-------- Data for the task
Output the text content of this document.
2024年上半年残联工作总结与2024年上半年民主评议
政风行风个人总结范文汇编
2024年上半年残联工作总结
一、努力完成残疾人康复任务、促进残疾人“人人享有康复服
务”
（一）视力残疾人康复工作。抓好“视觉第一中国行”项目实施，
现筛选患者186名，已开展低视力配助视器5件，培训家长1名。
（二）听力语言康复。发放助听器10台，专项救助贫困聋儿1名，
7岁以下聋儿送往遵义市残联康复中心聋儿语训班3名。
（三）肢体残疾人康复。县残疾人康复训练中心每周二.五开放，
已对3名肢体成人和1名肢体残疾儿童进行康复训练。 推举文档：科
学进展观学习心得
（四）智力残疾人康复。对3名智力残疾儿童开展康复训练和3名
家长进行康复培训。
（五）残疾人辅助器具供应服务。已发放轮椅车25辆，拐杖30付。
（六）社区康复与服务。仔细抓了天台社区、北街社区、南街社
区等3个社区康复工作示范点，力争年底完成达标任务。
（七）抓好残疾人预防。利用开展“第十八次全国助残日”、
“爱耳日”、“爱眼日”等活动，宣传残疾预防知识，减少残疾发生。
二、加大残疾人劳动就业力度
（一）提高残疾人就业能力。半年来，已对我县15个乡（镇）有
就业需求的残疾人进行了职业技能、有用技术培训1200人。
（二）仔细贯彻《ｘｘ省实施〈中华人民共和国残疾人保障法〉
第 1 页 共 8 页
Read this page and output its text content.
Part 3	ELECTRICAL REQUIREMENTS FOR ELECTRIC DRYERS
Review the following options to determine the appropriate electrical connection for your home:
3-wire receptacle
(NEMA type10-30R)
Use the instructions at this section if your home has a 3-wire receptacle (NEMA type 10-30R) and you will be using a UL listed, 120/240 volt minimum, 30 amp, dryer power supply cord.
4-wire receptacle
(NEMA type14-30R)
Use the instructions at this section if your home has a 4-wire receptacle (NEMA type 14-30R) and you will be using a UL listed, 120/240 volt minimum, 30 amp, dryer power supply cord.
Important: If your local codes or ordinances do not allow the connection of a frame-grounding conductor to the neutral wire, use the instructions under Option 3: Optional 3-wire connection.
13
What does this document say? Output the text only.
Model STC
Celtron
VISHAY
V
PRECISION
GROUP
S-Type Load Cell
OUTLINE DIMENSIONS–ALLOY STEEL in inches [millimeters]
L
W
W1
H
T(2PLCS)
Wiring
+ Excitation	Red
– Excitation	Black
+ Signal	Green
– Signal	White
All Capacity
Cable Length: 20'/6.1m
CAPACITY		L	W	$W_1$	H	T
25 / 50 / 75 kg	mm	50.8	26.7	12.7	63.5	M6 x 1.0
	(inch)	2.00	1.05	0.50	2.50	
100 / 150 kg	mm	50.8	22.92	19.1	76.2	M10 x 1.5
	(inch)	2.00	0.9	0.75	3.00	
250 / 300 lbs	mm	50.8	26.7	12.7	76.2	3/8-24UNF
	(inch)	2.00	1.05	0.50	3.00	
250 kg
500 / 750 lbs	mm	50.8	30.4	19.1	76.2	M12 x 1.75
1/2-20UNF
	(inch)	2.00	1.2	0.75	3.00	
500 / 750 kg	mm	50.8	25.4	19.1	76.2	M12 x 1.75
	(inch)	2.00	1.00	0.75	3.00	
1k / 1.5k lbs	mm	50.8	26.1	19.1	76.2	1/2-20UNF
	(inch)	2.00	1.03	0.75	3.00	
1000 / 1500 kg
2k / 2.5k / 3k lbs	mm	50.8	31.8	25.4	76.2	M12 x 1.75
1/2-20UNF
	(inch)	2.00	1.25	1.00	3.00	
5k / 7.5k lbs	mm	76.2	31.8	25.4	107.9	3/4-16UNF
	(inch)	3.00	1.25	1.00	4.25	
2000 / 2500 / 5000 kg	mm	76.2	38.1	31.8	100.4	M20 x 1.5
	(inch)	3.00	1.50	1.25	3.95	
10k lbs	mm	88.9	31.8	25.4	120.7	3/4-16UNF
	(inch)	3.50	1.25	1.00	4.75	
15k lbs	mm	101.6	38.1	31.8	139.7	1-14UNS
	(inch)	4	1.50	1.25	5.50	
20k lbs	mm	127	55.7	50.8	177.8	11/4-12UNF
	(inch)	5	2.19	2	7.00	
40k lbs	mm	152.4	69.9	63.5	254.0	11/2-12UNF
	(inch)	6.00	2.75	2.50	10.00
----------------
▶ _Written task_
Your task is to extract all of the records exactly.

▶ _Worked answer_
Output the text content of this document.
2024年上半年残联工作总结与2024年上半年民主评议
政风行风个人总结范文汇编
2024年上半年残联工作总结
一、努力完成残疾人康复任务、促进残疾人“人人享有康复服
务”
（一）视力残疾人康复工作。抓好“视觉第一中国行”项目实施，
现筛选患者186名，已开展低视力配助视器5件，培训家长1名。
（二）听力语言康复。发放助听器10台，专项救助贫困聋儿1名，
7岁以下聋儿送往遵义市残联康复中心聋儿语训班3名。
（三）肢体残疾人康复。县残疾人康复训练中心每周二.五开放，
已对3名肢体成人和1名肢体残疾儿童进行康复训练。 推举文档：科
学进展观学习心得
（四）智力残疾人康复。对3名智力残疾儿童开展康复训练和3名
家长进行康复培训。
（五）残疾人辅助器具供应服务。已发放轮椅车25辆，拐杖30付。
（六）社区康复与服务。仔细抓了天台社区、北街社区、南街社
区等3个社区康复工作示范点，力争年底完成达标任务。
（七）抓好残疾人预防。利用开展“第十八次全国助残日”、
“爱耳日”、“爱眼日”等活动，宣传残疾预防知识，减少残疾发生。
二、加大残疾人劳动就业力度
（一）提高残疾人就业能力。半年来，已对我县15个乡（镇）有
就业需求的残疾人进行了职业技能、有用技术培训1200人。
（二）仔细贯彻《ｘｘ省实施〈中华人民共和国残疾人保障法〉
第 1 页 共 8 页
Read this page and output its text content.
Part 3	ELECTRICAL REQUIREMENTS FOR ELECTRIC DRYERS
Review the following options to determine the appropriate electrical connection for your home:
3-wire receptacle
(NEMA type10-30R)
Use the instructions at this section if your home has a 3-wire receptacle (NEMA type 10-30R) and you will be using a UL listed, 120/240 volt minimum, 30 amp, dryer power supply cord.
4-wire receptacle
(NEMA type14-30R)
Use the instructions at this section if your home has a 4-wire receptacle (NEMA type 14-30R) and you will be using a UL listed, 120/240 volt minimum, 30 amp, dryer power supply cord.
Important: If your local codes or ordinances do not allow the connection of a frame-grounding conductor to the neutral wire, use the instructions under Option 3: Optional 3-wire connection.
13
What does this document say? Output the text only.
Model STC
Celtron
VISHAY
V
PRECISION
GROUP
S-Type Load Cell
OUTLINE DIMENSIONS–ALLOY STEEL in inches [millimeters]
L
W
W1
H
T(2PLCS)
Wiring
+ Excitation	Red
– Excitation	Black
+ Signal	Green
– Signal	White
All Capacity
Cable Length: 20'/6.1m
CAPACITY		L	W	$W_1$	H	T
25 / 50 / 75 kg	mm	50.8	26.7	12.7	63.5	M6 x 1.0
	(inch)	2.00	1.05	0.50	2.50	
100 / 150 kg	mm	50.8	22.92	19.1	76.2	M10 x 1.5
	(inch)	2.00	0.9	0.75	3.00	
250 / 300 lbs	mm	50.8	26.7	12.7	76.2	3/8-24UNF
	(inch)	2.00	1.05	0.50	3.00	
250 kg
500 / 750 lbs	mm	50.8	30.4	19.1	76.2	M12 x 1.75
1/2-20UNF
	(inch)	2.00	1.2	0.75	3.00	
500 / 750 kg	mm	50.8	25.4	19.1	76.2	M12 x 1.75
	(inch)	2.00	1.00	0.75	3.00	
1k / 1.5k lbs	mm	50.8	26.1	19.1	76.2	1/2-20UNF
	(inch)	2.00	1.03	0.75	3.00	
1000 / 1500 kg
2k / 2.5k / 3k lbs	mm	50.8	31.8	25.4	76.2	M12 x 1.75
1/2-20UNF
	(inch)	2.00	1.25	1.00	3.00	
5k / 7.5k lbs	mm	76.2	31.8	25.4	107.9	3/4-16UNF
	(inch)	3.00	1.25	1.00	4.25	
2000 / 2500 / 5000 kg	mm	76.2	38.1	31.8	100.4	M20 x 1.5
	(inch)	3.00	1.50	1.25	3.95	
10k lbs	mm	88.9	31.8	25.4	120.7	3/4-16UNF
	(inch)	3.50	1.25	1.00	4.75	
15k lbs	mm	101.6	38.1	31.8	139.7	1-14UNS
	(inch)	4	1.50	1.25	5.50	
20k lbs	mm	127	55.7	50.8	177.8	11/4-12UNF
	(inch)	5	2.19	2	7.00	
40k lbs	mm	152.4	69.9	63.5	254.0	11/2-12UNF
	(inch)	6.00	2.75	2.50	10.00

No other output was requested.